EXERCISE INSTRUCTIONS |
The records below must be copied in full; omit the images.

==== INFORMATION SUPPLIED ====

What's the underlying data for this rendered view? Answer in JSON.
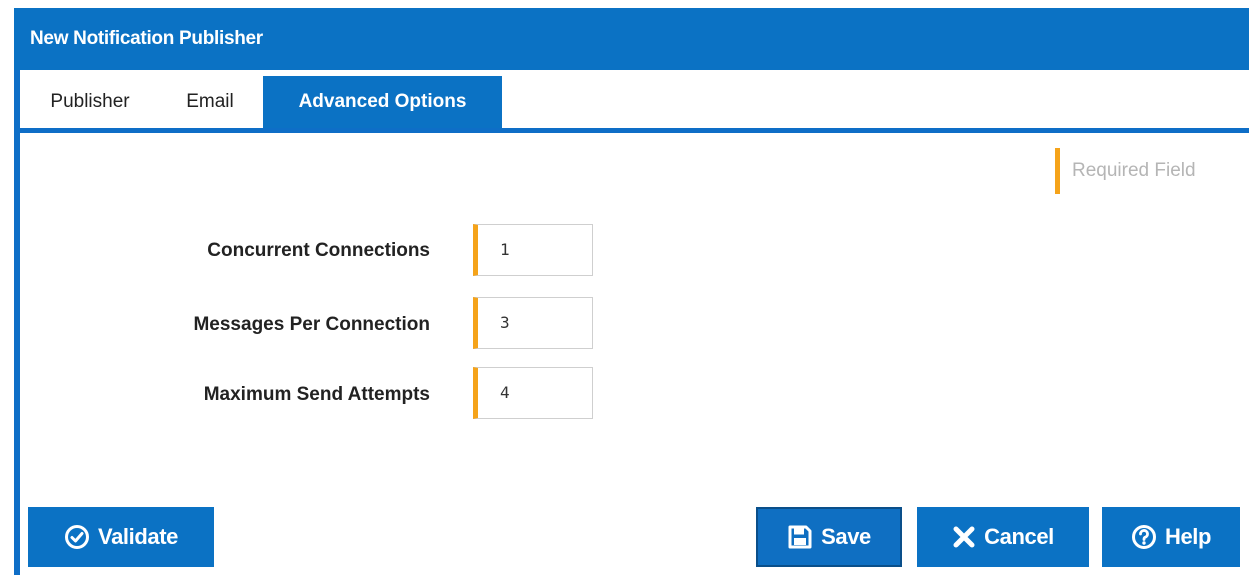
{
  "dialog": {
    "title": "New Notification Publisher",
    "tabs": [
      {
        "label": "Publisher"
      },
      {
        "label": "Email"
      },
      {
        "label": "Advanced Options"
      }
    ],
    "required_label": "Required Field",
    "fields": [
      {
        "label": "Concurrent Connections",
        "value": "1"
      },
      {
        "label": "Messages Per Connection",
        "value": "3"
      },
      {
        "label": "Maximum Send Attempts",
        "value": "4"
      }
    ],
    "buttons": {
      "validate": "Validate",
      "save": "Save",
      "cancel": "Cancel",
      "help": "Help"
    }
  },
  "colors": {
    "primary": "#0b72c4",
    "required_accent": "#f5a31a"
  },
  "icons": {
    "validate": "check-circle-icon",
    "save": "floppy-disk-icon",
    "cancel": "x-icon",
    "help": "question-circle-icon"
  }
}
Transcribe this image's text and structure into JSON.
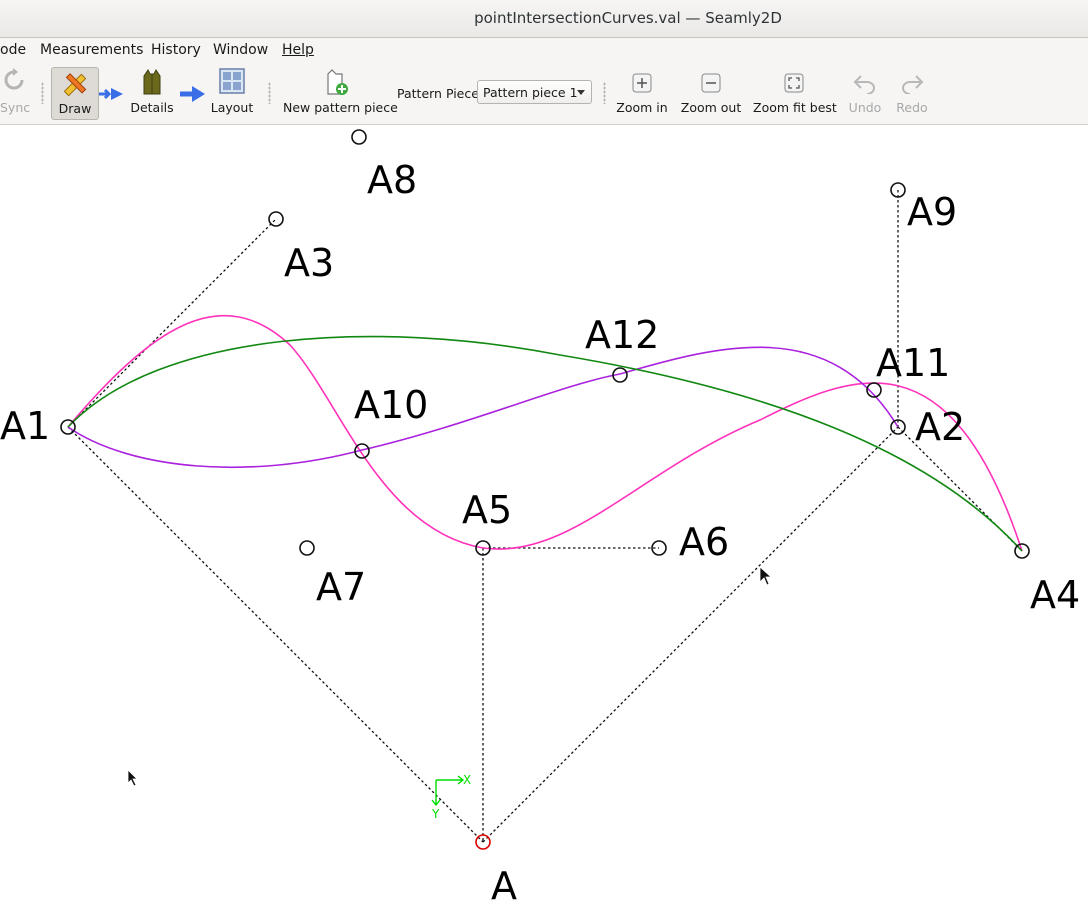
{
  "window": {
    "title": "pointIntersectionCurves.val — Seamly2D"
  },
  "menu": {
    "items": [
      "ode",
      "Measurements",
      "History",
      "Window",
      "Help"
    ]
  },
  "toolbar": {
    "sync_label": "Sync",
    "draw_label": "Draw",
    "details_label": "Details",
    "layout_label": "Layout",
    "new_piece_label": "New pattern piece",
    "pattern_piece_label": "Pattern Piece:",
    "pattern_piece_value": "Pattern piece 1",
    "zoom_in_label": "Zoom in",
    "zoom_out_label": "Zoom out",
    "zoom_fit_label": "Zoom fit best",
    "undo_label": "Undo",
    "redo_label": "Redo"
  },
  "canvas": {
    "points": {
      "A": "A",
      "A1": "A1",
      "A2": "A2",
      "A3": "A3",
      "A4": "A4",
      "A5": "A5",
      "A6": "A6",
      "A7": "A7",
      "A8": "A8",
      "A9": "A9",
      "A10": "A10",
      "A11": "A11",
      "A12": "A12"
    },
    "axis": {
      "x": "X",
      "y": "Y"
    },
    "colors": {
      "spline_magenta": "#ff33bb",
      "spline_purple": "#aa22dd",
      "spline_green": "#118811",
      "origin_point": "#dd0000",
      "axis_indicator": "#00dd00"
    }
  }
}
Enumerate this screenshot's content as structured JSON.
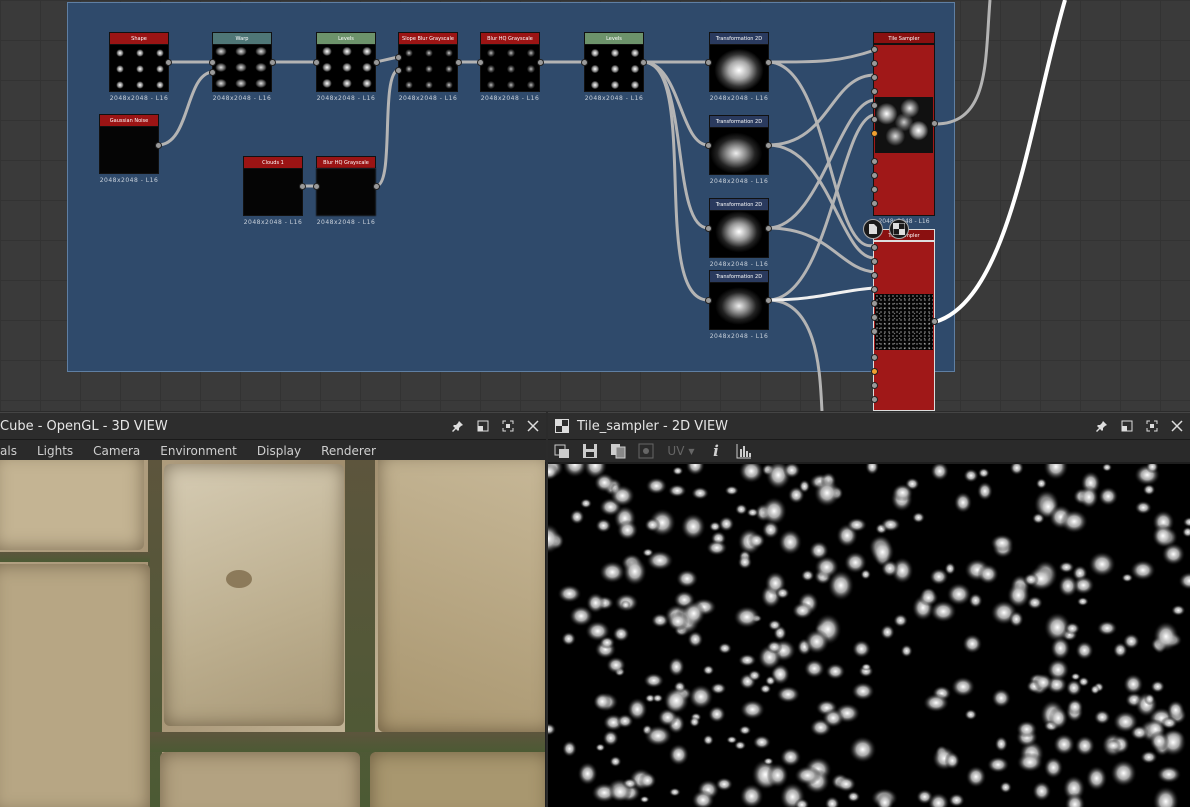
{
  "graph": {
    "nodes": [
      {
        "id": "shape",
        "title": "Shape",
        "caption": "2048x2048 - L16",
        "header": "#9b1414"
      },
      {
        "id": "warp",
        "title": "Warp",
        "caption": "2048x2048 - L16",
        "header": "#4f7676"
      },
      {
        "id": "levels1",
        "title": "Levels",
        "caption": "2048x2048 - L16",
        "header": "#6d936b"
      },
      {
        "id": "slope-blur",
        "title": "Slope Blur Grayscale",
        "caption": "2048x2048 - L16",
        "header": "#9b1414"
      },
      {
        "id": "blur-hq1",
        "title": "Blur HQ Grayscale",
        "caption": "2048x2048 - L16",
        "header": "#9b1414"
      },
      {
        "id": "levels2",
        "title": "Levels",
        "caption": "2048x2048 - L16",
        "header": "#6d936b"
      },
      {
        "id": "gaussian-noise",
        "title": "Gaussian Noise",
        "caption": "2048x2048 - L16",
        "header": "#9b1414"
      },
      {
        "id": "clouds1",
        "title": "Clouds 1",
        "caption": "2048x2048 - L16",
        "header": "#9b1414"
      },
      {
        "id": "blur-hq2",
        "title": "Blur HQ Grayscale",
        "caption": "2048x2048 - L16",
        "header": "#9b1414"
      },
      {
        "id": "transform1",
        "title": "Transformation 2D",
        "caption": "2048x2048 - L16",
        "header": "#2a3a5e"
      },
      {
        "id": "transform2",
        "title": "Transformation 2D",
        "caption": "2048x2048 - L16",
        "header": "#2a3a5e"
      },
      {
        "id": "transform3",
        "title": "Transformation 2D",
        "caption": "2048x2048 - L16",
        "header": "#2a3a5e"
      },
      {
        "id": "transform4",
        "title": "Transformation 2D",
        "caption": "2048x2048 - L16",
        "header": "#2a3a5e"
      }
    ],
    "tile_sampler": {
      "title": "Tile Sampler",
      "caption": "2048x2048 - L16"
    },
    "tile_sampler2": {
      "title": "Tile Sampler"
    }
  },
  "panel3d": {
    "title": "Cube - OpenGL - 3D VIEW",
    "menu": [
      "als",
      "Lights",
      "Camera",
      "Environment",
      "Display",
      "Renderer"
    ]
  },
  "panel2d": {
    "title": "Tile_sampler - 2D VIEW",
    "uv_label": "UV",
    "info_label": "i"
  },
  "icons": {
    "pin": "pin-icon",
    "float": "float-icon",
    "maximize": "maximize-icon",
    "close": "close-icon"
  },
  "colors": {
    "frame": "#2f4a6b",
    "node_red": "#9b1414",
    "accent_orange": "#f0a030"
  }
}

====

ANSWER BELOW |
What's the underlying data for this rendered view? Answer in JSON.
{
  "dialog": {
    "title": "New Notification Publisher",
    "tabs": [
      {
        "label": "Publisher"
      },
      {
        "label": "Email"
      },
      {
        "label": "Advanced Options"
      }
    ],
    "required_label": "Required Field",
    "fields": [
      {
        "label": "Concurrent Connections",
        "value": "1"
      },
      {
        "label": "Messages Per Connection",
        "value": "3"
      },
      {
        "label": "Maximum Send Attempts",
        "value": "4"
      }
    ],
    "buttons": {
      "validate": "Validate",
      "save": "Save",
      "cancel": "Cancel",
      "help": "Help"
    }
  },
  "colors": {
    "primary": "#0b72c4",
    "required_accent": "#f5a31a"
  },
  "icons": {
    "validate": "check-circle-icon",
    "save": "floppy-disk-icon",
    "cancel": "x-icon",
    "help": "question-circle-icon"
  }
}
Transcribe this image's text and structure into JSON.
{
  "window": {
    "title": "pointIntersectionCurves.val — Seamly2D"
  },
  "menu": {
    "items": [
      "ode",
      "Measurements",
      "History",
      "Window",
      "Help"
    ]
  },
  "toolbar": {
    "sync_label": "Sync",
    "draw_label": "Draw",
    "details_label": "Details",
    "layout_label": "Layout",
    "new_piece_label": "New pattern piece",
    "pattern_piece_label": "Pattern Piece:",
    "pattern_piece_value": "Pattern piece 1",
    "zoom_in_label": "Zoom in",
    "zoom_out_label": "Zoom out",
    "zoom_fit_label": "Zoom fit best",
    "undo_label": "Undo",
    "redo_label": "Redo"
  },
  "canvas": {
    "points": {
      "A": "A",
      "A1": "A1",
      "A2": "A2",
      "A3": "A3",
      "A4": "A4",
      "A5": "A5",
      "A6": "A6",
      "A7": "A7",
      "A8": "A8",
      "A9": "A9",
      "A10": "A10",
      "A11": "A11",
      "A12": "A12"
    },
    "axis": {
      "x": "X",
      "y": "Y"
    },
    "colors": {
      "spline_magenta": "#ff33bb",
      "spline_purple": "#aa22dd",
      "spline_green": "#118811",
      "origin_point": "#dd0000",
      "axis_indicator": "#00dd00"
    }
  }
}
Enumerate this screenshot's content as structured JSON.
{
  "graph": {
    "nodes": [
      {
        "id": "shape",
        "title": "Shape",
        "caption": "2048x2048 - L16",
        "header": "#9b1414"
      },
      {
        "id": "warp",
        "title": "Warp",
        "caption": "2048x2048 - L16",
        "header": "#4f7676"
      },
      {
        "id": "levels1",
        "title": "Levels",
        "caption": "2048x2048 - L16",
        "header": "#6d936b"
      },
      {
        "id": "slope-blur",
        "title": "Slope Blur Grayscale",
        "caption": "2048x2048 - L16",
        "header": "#9b1414"
      },
      {
        "id": "blur-hq1",
        "title": "Blur HQ Grayscale",
        "caption": "2048x2048 - L16",
        "header": "#9b1414"
      },
      {
        "id": "levels2",
        "title": "Levels",
        "caption": "2048x2048 - L16",
        "header": "#6d936b"
      },
      {
        "id": "gaussian-noise",
        "title": "Gaussian Noise",
        "caption": "2048x2048 - L16",
        "header": "#9b1414"
      },
      {
        "id": "clouds1",
        "title": "Clouds 1",
        "caption": "2048x2048 - L16",
        "header": "#9b1414"
      },
      {
        "id": "blur-hq2",
        "title": "Blur HQ Grayscale",
        "caption": "2048x2048 - L16",
        "header": "#9b1414"
      },
      {
        "id": "transform1",
        "title": "Transformation 2D",
        "caption": "2048x2048 - L16",
        "header": "#2a3a5e"
      },
      {
        "id": "transform2",
        "title": "Transformation 2D",
        "caption": "2048x2048 - L16",
        "header": "#2a3a5e"
      },
      {
        "id": "transform3",
        "title": "Transformation 2D",
        "caption": "2048x2048 - L16",
        "header": "#2a3a5e"
      },
      {
        "id": "transform4",
        "title": "Transformation 2D",
        "caption": "2048x2048 - L16",
        "header": "#2a3a5e"
      }
    ],
    "tile_sampler": {
      "title": "Tile Sampler",
      "caption": "2048x2048 - L16"
    },
    "tile_sampler2": {
      "title": "Tile Sampler"
    }
  },
  "panel3d": {
    "title": "Cube - OpenGL - 3D VIEW",
    "menu": [
      "als",
      "Lights",
      "Camera",
      "Environment",
      "Display",
      "Renderer"
    ]
  },
  "panel2d": {
    "title": "Tile_sampler - 2D VIEW",
    "uv_label": "UV",
    "info_label": "i"
  },
  "icons": {
    "pin": "pin-icon",
    "float": "float-icon",
    "maximize": "maximize-icon",
    "close": "close-icon"
  },
  "colors": {
    "frame": "#2f4a6b",
    "node_red": "#9b1414",
    "accent_orange": "#f0a030"
  }
}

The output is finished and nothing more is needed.